*** Data provided ***
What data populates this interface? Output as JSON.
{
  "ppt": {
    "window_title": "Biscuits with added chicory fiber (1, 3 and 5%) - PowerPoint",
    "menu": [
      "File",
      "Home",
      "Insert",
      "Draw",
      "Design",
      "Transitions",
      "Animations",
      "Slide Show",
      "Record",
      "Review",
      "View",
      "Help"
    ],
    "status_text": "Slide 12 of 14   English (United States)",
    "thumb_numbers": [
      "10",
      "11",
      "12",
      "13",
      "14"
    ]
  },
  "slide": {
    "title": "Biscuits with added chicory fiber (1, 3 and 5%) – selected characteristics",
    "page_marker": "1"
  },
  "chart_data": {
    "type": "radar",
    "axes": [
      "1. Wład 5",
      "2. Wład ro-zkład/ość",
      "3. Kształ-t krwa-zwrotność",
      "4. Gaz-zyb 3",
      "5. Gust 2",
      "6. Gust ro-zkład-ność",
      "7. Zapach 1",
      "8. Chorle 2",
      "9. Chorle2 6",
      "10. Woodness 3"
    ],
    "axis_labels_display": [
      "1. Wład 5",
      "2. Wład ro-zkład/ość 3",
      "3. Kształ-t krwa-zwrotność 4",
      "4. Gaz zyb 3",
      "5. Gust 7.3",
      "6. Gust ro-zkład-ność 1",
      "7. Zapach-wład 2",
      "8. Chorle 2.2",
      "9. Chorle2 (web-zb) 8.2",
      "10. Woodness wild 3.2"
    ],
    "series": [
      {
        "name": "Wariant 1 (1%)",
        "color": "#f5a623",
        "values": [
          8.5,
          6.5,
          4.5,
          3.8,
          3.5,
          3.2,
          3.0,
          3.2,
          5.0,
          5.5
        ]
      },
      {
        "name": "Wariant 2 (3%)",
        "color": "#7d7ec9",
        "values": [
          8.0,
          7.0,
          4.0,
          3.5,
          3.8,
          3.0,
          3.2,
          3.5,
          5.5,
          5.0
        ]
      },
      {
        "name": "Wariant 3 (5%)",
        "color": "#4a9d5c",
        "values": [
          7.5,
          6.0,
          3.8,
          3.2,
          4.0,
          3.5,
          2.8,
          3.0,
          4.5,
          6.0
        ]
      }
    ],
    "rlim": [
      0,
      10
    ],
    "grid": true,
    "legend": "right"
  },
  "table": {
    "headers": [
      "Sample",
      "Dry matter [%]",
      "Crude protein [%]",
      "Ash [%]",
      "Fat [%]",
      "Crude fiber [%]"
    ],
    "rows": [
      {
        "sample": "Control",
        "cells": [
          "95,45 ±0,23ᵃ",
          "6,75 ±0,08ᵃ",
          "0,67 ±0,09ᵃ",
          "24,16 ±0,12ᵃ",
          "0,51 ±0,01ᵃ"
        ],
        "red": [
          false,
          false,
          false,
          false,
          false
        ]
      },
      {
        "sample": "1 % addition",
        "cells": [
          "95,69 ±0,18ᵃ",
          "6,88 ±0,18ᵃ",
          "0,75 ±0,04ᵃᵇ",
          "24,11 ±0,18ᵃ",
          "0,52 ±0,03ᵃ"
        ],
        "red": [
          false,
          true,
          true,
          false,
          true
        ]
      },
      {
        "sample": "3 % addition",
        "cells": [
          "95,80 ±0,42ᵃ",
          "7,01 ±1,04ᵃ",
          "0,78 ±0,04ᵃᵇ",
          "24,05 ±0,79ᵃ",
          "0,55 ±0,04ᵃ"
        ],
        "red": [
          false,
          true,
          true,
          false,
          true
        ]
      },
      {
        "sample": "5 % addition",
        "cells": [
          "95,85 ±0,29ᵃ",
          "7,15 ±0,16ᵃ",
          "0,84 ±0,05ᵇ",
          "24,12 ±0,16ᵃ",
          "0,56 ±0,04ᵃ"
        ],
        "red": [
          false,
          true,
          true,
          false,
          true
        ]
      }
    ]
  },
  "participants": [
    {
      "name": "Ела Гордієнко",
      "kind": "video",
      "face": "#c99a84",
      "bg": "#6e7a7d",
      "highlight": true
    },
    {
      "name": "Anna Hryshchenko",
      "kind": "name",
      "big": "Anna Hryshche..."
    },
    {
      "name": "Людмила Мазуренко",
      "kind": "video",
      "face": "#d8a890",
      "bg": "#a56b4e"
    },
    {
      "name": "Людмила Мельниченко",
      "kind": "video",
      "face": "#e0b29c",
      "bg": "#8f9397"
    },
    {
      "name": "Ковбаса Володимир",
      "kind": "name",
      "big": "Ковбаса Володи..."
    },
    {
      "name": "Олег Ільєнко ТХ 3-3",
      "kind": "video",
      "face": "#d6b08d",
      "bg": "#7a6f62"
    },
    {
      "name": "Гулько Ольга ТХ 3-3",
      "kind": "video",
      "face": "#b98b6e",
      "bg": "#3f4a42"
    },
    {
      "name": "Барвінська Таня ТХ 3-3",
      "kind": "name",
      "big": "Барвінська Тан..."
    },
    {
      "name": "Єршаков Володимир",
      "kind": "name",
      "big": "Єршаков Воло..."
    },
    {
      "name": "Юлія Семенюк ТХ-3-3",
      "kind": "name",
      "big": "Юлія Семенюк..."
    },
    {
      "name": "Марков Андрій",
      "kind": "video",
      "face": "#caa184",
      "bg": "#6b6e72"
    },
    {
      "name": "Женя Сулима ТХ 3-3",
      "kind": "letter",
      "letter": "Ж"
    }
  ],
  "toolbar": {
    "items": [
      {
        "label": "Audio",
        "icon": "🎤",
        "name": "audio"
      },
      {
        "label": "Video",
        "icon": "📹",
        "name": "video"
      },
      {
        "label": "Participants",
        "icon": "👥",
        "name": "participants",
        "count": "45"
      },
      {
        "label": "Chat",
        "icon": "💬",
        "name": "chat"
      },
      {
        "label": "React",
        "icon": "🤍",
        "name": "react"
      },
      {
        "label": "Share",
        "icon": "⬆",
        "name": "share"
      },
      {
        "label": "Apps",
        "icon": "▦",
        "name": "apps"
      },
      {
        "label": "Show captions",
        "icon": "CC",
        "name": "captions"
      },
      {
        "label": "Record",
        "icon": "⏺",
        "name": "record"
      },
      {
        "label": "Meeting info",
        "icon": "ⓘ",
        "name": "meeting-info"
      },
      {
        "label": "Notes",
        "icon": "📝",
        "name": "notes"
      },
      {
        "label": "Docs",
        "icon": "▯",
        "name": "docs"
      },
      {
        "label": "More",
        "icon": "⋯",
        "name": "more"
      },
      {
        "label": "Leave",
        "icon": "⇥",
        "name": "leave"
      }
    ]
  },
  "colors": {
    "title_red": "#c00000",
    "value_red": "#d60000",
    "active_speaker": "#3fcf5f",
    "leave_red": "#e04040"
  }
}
*** End of Data provided ***
■ Task goal
I need every line of the material that includes "zkład", so please copy them out.

■ Solution for this problem
      "2. Wład ro-zkład/ość",
      "6. Gust ro-zkład-ność",
      "2. Wład ro-zkład/ość 3",
      "6. Gust ro-zkład-ność 1",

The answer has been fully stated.